◆ TO DO ◆
Report, as a bare number, how many lines of the material below contain the word "page".

◆ DATASET RECORDS ◆

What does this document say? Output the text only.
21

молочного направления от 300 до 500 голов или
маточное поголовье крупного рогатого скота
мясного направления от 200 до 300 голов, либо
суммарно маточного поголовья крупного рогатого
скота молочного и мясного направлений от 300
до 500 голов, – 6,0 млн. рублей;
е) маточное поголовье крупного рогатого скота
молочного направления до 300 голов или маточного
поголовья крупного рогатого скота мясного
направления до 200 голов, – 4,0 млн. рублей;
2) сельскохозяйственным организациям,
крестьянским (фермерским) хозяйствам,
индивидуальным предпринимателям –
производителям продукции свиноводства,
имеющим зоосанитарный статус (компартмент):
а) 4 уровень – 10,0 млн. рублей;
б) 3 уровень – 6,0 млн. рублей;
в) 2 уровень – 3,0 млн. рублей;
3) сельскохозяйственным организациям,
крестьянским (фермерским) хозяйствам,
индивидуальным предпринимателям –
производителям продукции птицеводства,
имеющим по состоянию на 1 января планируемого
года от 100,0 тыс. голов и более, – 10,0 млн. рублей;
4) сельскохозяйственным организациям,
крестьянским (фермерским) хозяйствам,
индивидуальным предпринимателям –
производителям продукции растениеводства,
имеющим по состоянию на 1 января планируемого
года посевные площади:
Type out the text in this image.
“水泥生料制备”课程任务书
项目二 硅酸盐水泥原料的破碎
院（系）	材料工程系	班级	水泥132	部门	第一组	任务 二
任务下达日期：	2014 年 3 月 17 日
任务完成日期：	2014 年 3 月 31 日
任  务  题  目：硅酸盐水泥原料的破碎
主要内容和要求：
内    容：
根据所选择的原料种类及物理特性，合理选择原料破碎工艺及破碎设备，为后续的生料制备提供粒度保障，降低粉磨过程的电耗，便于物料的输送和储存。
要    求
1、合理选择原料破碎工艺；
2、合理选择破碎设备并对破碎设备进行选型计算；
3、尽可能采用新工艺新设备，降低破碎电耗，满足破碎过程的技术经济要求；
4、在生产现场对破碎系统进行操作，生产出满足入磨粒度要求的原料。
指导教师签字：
---
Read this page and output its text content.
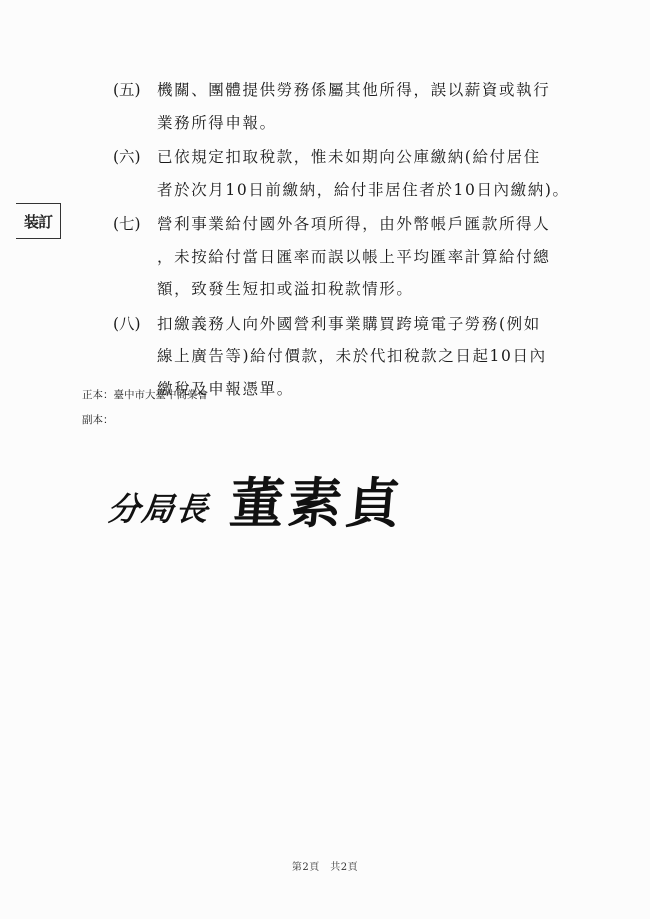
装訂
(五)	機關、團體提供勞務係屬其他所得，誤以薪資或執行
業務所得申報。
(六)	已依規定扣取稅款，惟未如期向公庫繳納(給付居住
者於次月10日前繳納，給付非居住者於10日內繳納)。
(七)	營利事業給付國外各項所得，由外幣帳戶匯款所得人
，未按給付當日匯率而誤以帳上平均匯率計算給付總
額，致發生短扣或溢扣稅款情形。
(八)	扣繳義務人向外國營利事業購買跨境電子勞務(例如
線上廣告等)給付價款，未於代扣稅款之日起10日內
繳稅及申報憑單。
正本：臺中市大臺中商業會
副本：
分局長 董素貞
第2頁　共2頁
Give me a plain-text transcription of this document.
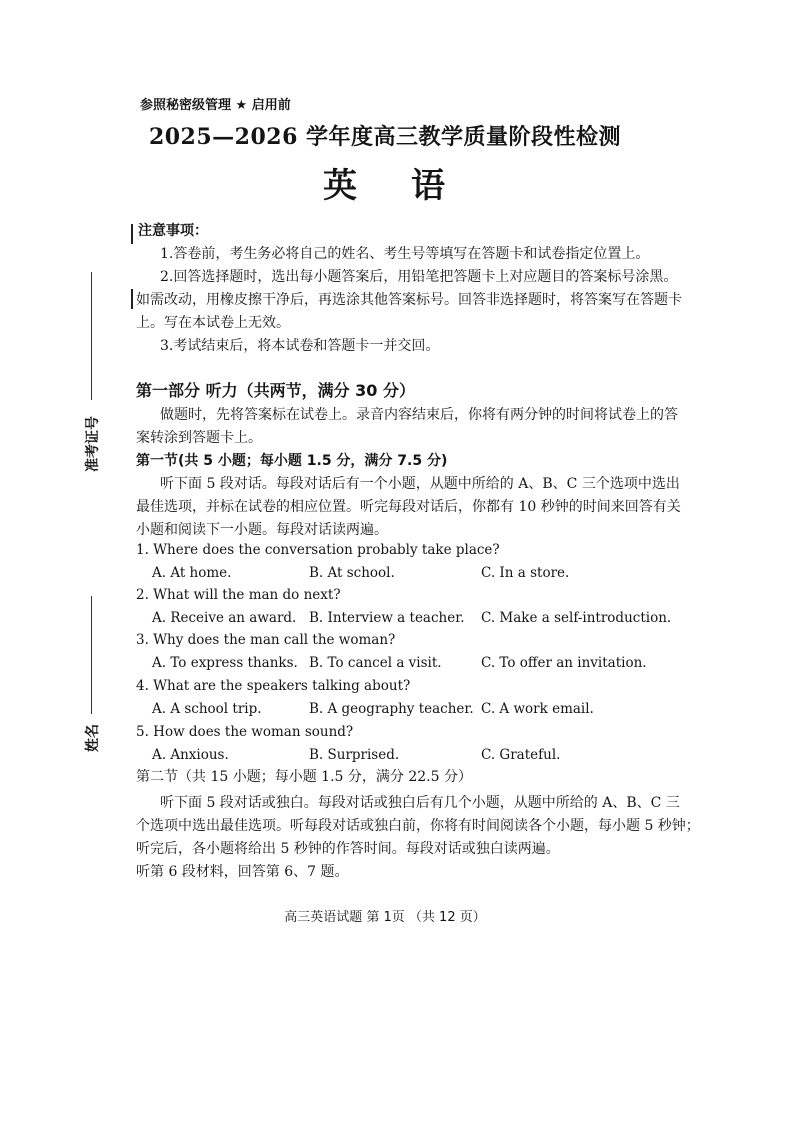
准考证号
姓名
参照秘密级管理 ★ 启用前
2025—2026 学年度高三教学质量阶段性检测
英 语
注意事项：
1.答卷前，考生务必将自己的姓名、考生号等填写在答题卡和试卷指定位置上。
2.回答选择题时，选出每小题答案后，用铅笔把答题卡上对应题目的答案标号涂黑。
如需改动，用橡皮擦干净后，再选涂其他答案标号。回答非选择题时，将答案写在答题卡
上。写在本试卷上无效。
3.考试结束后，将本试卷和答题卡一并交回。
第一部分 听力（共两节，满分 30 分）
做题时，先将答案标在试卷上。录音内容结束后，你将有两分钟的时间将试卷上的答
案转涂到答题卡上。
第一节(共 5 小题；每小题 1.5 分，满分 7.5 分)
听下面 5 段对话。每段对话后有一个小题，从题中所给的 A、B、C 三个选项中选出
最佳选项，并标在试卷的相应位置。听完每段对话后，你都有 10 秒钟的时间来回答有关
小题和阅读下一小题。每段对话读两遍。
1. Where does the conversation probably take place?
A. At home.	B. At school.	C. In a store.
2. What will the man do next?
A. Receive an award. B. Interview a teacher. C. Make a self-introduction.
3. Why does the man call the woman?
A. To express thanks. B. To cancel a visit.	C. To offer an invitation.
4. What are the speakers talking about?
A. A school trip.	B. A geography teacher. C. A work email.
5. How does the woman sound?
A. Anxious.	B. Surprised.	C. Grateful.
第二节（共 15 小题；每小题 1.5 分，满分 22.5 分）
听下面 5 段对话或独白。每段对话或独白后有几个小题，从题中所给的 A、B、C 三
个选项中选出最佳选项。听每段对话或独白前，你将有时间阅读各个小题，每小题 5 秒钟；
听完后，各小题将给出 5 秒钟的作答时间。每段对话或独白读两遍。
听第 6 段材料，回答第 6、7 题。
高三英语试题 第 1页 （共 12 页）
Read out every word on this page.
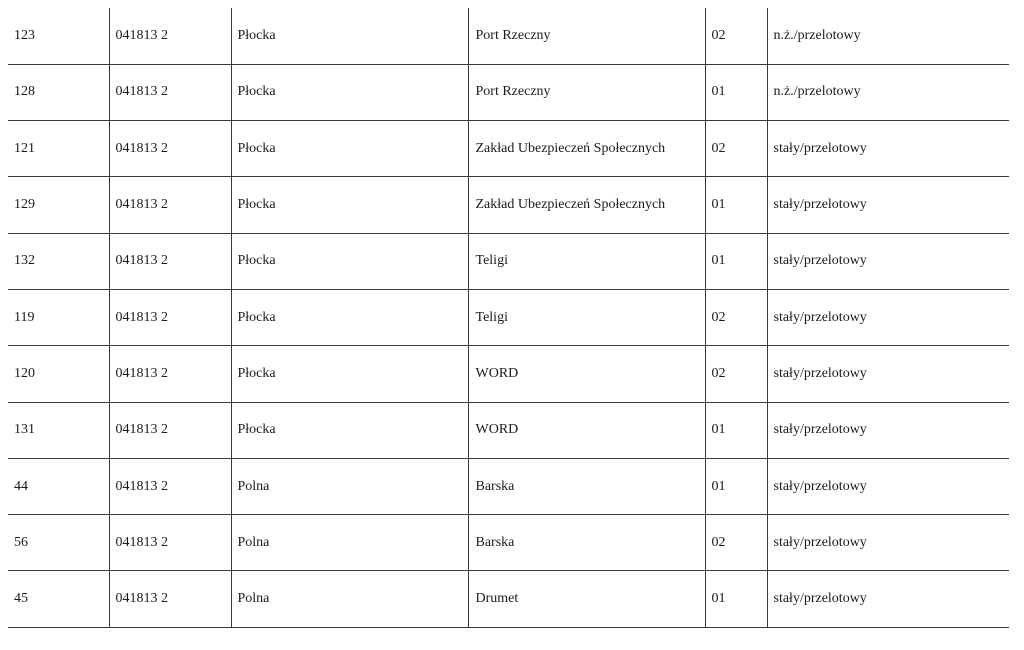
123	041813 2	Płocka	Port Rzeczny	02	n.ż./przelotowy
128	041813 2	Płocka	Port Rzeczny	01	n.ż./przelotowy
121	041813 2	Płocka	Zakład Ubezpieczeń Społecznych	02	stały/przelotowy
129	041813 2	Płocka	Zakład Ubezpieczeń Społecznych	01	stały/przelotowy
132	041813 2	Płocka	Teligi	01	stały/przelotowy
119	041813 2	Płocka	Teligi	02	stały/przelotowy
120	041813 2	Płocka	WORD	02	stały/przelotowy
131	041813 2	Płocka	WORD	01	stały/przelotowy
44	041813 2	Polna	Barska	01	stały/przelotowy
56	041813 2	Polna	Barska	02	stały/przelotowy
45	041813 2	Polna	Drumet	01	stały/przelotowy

◆ SOLUTION ◆
2